### Set exercise
Return the records, each one exactly as written.

### Record list
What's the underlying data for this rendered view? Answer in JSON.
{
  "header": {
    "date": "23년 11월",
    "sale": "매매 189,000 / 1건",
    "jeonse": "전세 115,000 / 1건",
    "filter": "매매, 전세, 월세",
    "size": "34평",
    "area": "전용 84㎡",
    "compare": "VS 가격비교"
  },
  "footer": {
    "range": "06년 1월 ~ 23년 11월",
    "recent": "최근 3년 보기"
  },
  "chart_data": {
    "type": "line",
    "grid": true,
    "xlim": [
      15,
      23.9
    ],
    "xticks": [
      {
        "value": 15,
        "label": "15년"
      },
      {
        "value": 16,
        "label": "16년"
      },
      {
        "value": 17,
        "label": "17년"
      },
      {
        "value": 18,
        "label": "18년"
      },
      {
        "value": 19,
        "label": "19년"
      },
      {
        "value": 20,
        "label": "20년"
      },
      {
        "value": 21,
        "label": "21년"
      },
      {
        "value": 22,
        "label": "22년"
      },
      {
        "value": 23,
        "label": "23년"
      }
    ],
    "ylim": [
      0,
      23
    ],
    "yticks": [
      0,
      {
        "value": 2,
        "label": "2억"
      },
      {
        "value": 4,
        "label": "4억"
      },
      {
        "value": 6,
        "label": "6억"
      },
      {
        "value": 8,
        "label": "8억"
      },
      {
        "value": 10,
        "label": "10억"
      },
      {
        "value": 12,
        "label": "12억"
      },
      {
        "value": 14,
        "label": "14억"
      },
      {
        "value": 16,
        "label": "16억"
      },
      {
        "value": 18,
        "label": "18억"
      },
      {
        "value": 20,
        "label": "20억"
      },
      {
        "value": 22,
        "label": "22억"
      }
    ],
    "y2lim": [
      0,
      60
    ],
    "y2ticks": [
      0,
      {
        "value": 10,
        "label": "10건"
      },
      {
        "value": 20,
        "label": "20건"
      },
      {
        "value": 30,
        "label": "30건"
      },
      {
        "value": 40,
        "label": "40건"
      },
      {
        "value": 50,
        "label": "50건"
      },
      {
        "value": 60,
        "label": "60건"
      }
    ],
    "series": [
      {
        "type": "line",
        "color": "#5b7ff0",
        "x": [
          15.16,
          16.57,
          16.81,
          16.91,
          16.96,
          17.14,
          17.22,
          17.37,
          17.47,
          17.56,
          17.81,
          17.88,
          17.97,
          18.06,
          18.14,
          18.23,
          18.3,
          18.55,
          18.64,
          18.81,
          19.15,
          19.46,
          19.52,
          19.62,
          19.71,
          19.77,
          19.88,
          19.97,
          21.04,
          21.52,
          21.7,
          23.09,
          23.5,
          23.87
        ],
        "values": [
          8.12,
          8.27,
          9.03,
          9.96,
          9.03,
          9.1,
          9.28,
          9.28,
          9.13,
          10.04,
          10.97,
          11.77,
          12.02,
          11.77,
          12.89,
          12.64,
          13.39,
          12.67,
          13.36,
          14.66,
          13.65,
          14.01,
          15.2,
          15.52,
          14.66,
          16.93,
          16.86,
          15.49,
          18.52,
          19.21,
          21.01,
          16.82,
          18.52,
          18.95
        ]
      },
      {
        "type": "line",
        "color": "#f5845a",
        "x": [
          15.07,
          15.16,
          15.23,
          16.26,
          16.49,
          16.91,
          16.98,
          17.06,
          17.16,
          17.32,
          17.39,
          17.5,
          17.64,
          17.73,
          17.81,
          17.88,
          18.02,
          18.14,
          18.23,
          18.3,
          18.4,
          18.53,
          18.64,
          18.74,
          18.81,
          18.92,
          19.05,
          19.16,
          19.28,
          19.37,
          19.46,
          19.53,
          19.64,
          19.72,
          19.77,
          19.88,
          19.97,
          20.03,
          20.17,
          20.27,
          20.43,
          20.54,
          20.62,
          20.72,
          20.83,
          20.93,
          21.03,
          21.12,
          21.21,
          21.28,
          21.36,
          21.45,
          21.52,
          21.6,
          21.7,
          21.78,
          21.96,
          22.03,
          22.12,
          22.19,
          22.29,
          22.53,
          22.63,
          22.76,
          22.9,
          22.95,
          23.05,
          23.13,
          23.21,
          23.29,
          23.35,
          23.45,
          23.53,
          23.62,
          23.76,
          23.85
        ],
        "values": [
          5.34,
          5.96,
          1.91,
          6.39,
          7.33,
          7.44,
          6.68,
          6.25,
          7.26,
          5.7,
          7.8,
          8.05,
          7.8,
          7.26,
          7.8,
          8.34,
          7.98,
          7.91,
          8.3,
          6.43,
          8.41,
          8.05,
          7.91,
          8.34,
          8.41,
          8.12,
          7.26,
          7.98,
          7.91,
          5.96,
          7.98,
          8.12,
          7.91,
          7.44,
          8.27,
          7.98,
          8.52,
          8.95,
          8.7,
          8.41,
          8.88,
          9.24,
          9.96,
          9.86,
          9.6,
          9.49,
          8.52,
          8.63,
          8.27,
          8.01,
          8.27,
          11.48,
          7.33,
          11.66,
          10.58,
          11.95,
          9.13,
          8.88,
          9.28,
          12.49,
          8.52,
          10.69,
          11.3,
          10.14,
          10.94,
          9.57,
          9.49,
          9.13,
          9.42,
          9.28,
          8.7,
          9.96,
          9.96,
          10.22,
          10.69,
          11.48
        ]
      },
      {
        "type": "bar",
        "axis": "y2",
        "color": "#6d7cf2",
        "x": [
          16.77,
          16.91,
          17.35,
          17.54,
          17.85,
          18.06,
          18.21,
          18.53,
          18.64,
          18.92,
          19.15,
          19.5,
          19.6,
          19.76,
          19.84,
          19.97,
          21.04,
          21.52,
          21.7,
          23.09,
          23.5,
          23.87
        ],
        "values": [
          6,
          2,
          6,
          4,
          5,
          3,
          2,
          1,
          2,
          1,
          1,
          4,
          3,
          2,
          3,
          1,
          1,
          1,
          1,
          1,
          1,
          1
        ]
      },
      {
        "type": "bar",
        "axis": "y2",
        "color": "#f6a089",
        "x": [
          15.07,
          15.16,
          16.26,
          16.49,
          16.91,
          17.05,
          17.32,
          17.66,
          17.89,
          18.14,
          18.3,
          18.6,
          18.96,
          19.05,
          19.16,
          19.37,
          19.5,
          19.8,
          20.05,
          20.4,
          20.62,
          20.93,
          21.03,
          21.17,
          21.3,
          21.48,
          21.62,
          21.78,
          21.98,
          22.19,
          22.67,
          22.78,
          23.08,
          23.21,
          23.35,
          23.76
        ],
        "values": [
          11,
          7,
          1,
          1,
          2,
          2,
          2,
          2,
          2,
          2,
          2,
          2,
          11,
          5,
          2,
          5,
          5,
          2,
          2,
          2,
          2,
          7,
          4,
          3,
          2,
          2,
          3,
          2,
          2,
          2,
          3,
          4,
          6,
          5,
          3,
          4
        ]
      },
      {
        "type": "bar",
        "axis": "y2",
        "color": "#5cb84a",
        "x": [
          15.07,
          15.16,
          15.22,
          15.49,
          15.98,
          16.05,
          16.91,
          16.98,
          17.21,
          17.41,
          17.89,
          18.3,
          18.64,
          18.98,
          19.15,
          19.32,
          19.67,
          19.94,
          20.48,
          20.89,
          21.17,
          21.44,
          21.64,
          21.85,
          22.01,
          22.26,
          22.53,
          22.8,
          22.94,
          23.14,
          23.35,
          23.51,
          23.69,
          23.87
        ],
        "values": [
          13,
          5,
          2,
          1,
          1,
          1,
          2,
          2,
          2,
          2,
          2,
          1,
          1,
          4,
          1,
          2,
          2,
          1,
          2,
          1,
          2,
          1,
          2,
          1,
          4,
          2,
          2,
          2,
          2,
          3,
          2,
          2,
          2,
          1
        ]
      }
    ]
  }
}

### Worked answer
What's the underlying data for this rendered view? Answer in JSON.
{
  "header": {
    "date": "23년 11월",
    "sale": "매매 189,000 / 1건",
    "jeonse": "전세 115,000 / 1건",
    "filter": "매매, 전세, 월세",
    "size": "34평",
    "area": "전용 84㎡",
    "compare": "VS 가격비교"
  },
  "footer": {
    "range": "06년 1월 ~ 23년 11월",
    "recent": "최근 3년 보기"
  },
  "chart_data": {
    "type": "line",
    "grid": true,
    "xlim": [
      15,
      23.9
    ],
    "xticks": [
      {
        "value": 15,
        "label": "15년"
      },
      {
        "value": 16,
        "label": "16년"
      },
      {
        "value": 17,
        "label": "17년"
      },
      {
        "value": 18,
        "label": "18년"
      },
      {
        "value": 19,
        "label": "19년"
      },
      {
        "value": 20,
        "label": "20년"
      },
      {
        "value": 21,
        "label": "21년"
      },
      {
        "value": 22,
        "label": "22년"
      },
      {
        "value": 23,
        "label": "23년"
      }
    ],
    "ylim": [
      0,
      23
    ],
    "yticks": [
      0,
      {
        "value": 2,
        "label": "2억"
      },
      {
        "value": 4,
        "label": "4억"
      },
      {
        "value": 6,
        "label": "6억"
      },
      {
        "value": 8,
        "label": "8억"
      },
      {
        "value": 10,
        "label": "10억"
      },
      {
        "value": 12,
        "label": "12억"
      },
      {
        "value": 14,
        "label": "14억"
      },
      {
        "value": 16,
        "label": "16억"
      },
      {
        "value": 18,
        "label": "18억"
      },
      {
        "value": 20,
        "label": "20억"
      },
      {
        "value": 22,
        "label": "22억"
      }
    ],
    "y2lim": [
      0,
      60
    ],
    "y2ticks": [
      0,
      {
        "value": 10,
        "label": "10건"
      },
      {
        "value": 20,
        "label": "20건"
      },
      {
        "value": 30,
        "label": "30건"
      },
      {
        "value": 40,
        "label": "40건"
      },
      {
        "value": 50,
        "label": "50건"
      },
      {
        "value": 60,
        "label": "60건"
      }
    ],
    "series": [
      {
        "type": "line",
        "color": "#5b7ff0",
        "x": [
          15.16,
          16.57,
          16.81,
          16.91,
          16.96,
          17.14,
          17.22,
          17.37,
          17.47,
          17.56,
          17.81,
          17.88,
          17.97,
          18.06,
          18.14,
          18.23,
          18.3,
          18.55,
          18.64,
          18.81,
          19.15,
          19.46,
          19.52,
          19.62,
          19.71,
          19.77,
          19.88,
          19.97,
          21.04,
          21.52,
          21.7,
          23.09,
          23.5,
          23.87
        ],
        "values": [
          8.12,
          8.27,
          9.03,
          9.96,
          9.03,
          9.1,
          9.28,
          9.28,
          9.13,
          10.04,
          10.97,
          11.77,
          12.02,
          11.77,
          12.89,
          12.64,
          13.39,
          12.67,
          13.36,
          14.66,
          13.65,
          14.01,
          15.2,
          15.52,
          14.66,
          16.93,
          16.86,
          15.49,
          18.52,
          19.21,
          21.01,
          16.82,
          18.52,
          18.95
        ]
      },
      {
        "type": "line",
        "color": "#f5845a",
        "x": [
          15.07,
          15.16,
          15.23,
          16.26,
          16.49,
          16.91,
          16.98,
          17.06,
          17.16,
          17.32,
          17.39,
          17.5,
          17.64,
          17.73,
          17.81,
          17.88,
          18.02,
          18.14,
          18.23,
          18.3,
          18.4,
          18.53,
          18.64,
          18.74,
          18.81,
          18.92,
          19.05,
          19.16,
          19.28,
          19.37,
          19.46,
          19.53,
          19.64,
          19.72,
          19.77,
          19.88,
          19.97,
          20.03,
          20.17,
          20.27,
          20.43,
          20.54,
          20.62,
          20.72,
          20.83,
          20.93,
          21.03,
          21.12,
          21.21,
          21.28,
          21.36,
          21.45,
          21.52,
          21.6,
          21.7,
          21.78,
          21.96,
          22.03,
          22.12,
          22.19,
          22.29,
          22.53,
          22.63,
          22.76,
          22.9,
          22.95,
          23.05,
          23.13,
          23.21,
          23.29,
          23.35,
          23.45,
          23.53,
          23.62,
          23.76,
          23.85
        ],
        "values": [
          5.34,
          5.96,
          1.91,
          6.39,
          7.33,
          7.44,
          6.68,
          6.25,
          7.26,
          5.7,
          7.8,
          8.05,
          7.8,
          7.26,
          7.8,
          8.34,
          7.98,
          7.91,
          8.3,
          6.43,
          8.41,
          8.05,
          7.91,
          8.34,
          8.41,
          8.12,
          7.26,
          7.98,
          7.91,
          5.96,
          7.98,
          8.12,
          7.91,
          7.44,
          8.27,
          7.98,
          8.52,
          8.95,
          8.7,
          8.41,
          8.88,
          9.24,
          9.96,
          9.86,
          9.6,
          9.49,
          8.52,
          8.63,
          8.27,
          8.01,
          8.27,
          11.48,
          7.33,
          11.66,
          10.58,
          11.95,
          9.13,
          8.88,
          9.28,
          12.49,
          8.52,
          10.69,
          11.3,
          10.14,
          10.94,
          9.57,
          9.49,
          9.13,
          9.42,
          9.28,
          8.7,
          9.96,
          9.96,
          10.22,
          10.69,
          11.48
        ]
      },
      {
        "type": "bar",
        "axis": "y2",
        "color": "#6d7cf2",
        "x": [
          16.77,
          16.91,
          17.35,
          17.54,
          17.85,
          18.06,
          18.21,
          18.53,
          18.64,
          18.92,
          19.15,
          19.5,
          19.6,
          19.76,
          19.84,
          19.97,
          21.04,
          21.52,
          21.7,
          23.09,
          23.5,
          23.87
        ],
        "values": [
          6,
          2,
          6,
          4,
          5,
          3,
          2,
          1,
          2,
          1,
          1,
          4,
          3,
          2,
          3,
          1,
          1,
          1,
          1,
          1,
          1,
          1
        ]
      },
      {
        "type": "bar",
        "axis": "y2",
        "color": "#f6a089",
        "x": [
          15.07,
          15.16,
          16.26,
          16.49,
          16.91,
          17.05,
          17.32,
          17.66,
          17.89,
          18.14,
          18.3,
          18.6,
          18.96,
          19.05,
          19.16,
          19.37,
          19.5,
          19.8,
          20.05,
          20.4,
          20.62,
          20.93,
          21.03,
          21.17,
          21.3,
          21.48,
          21.62,
          21.78,
          21.98,
          22.19,
          22.67,
          22.78,
          23.08,
          23.21,
          23.35,
          23.76
        ],
        "values": [
          11,
          7,
          1,
          1,
          2,
          2,
          2,
          2,
          2,
          2,
          2,
          2,
          11,
          5,
          2,
          5,
          5,
          2,
          2,
          2,
          2,
          7,
          4,
          3,
          2,
          2,
          3,
          2,
          2,
          2,
          3,
          4,
          6,
          5,
          3,
          4
        ]
      },
      {
        "type": "bar",
        "axis": "y2",
        "color": "#5cb84a",
        "x": [
          15.07,
          15.16,
          15.22,
          15.49,
          15.98,
          16.05,
          16.91,
          16.98,
          17.21,
          17.41,
          17.89,
          18.3,
          18.64,
          18.98,
          19.15,
          19.32,
          19.67,
          19.94,
          20.48,
          20.89,
          21.17,
          21.44,
          21.64,
          21.85,
          22.01,
          22.26,
          22.53,
          22.8,
          22.94,
          23.14,
          23.35,
          23.51,
          23.69,
          23.87
        ],
        "values": [
          13,
          5,
          2,
          1,
          1,
          1,
          2,
          2,
          2,
          2,
          2,
          1,
          1,
          4,
          1,
          2,
          2,
          1,
          2,
          1,
          2,
          1,
          2,
          1,
          4,
          2,
          2,
          2,
          2,
          3,
          2,
          2,
          2,
          1
        ]
      }
    ]
  }
}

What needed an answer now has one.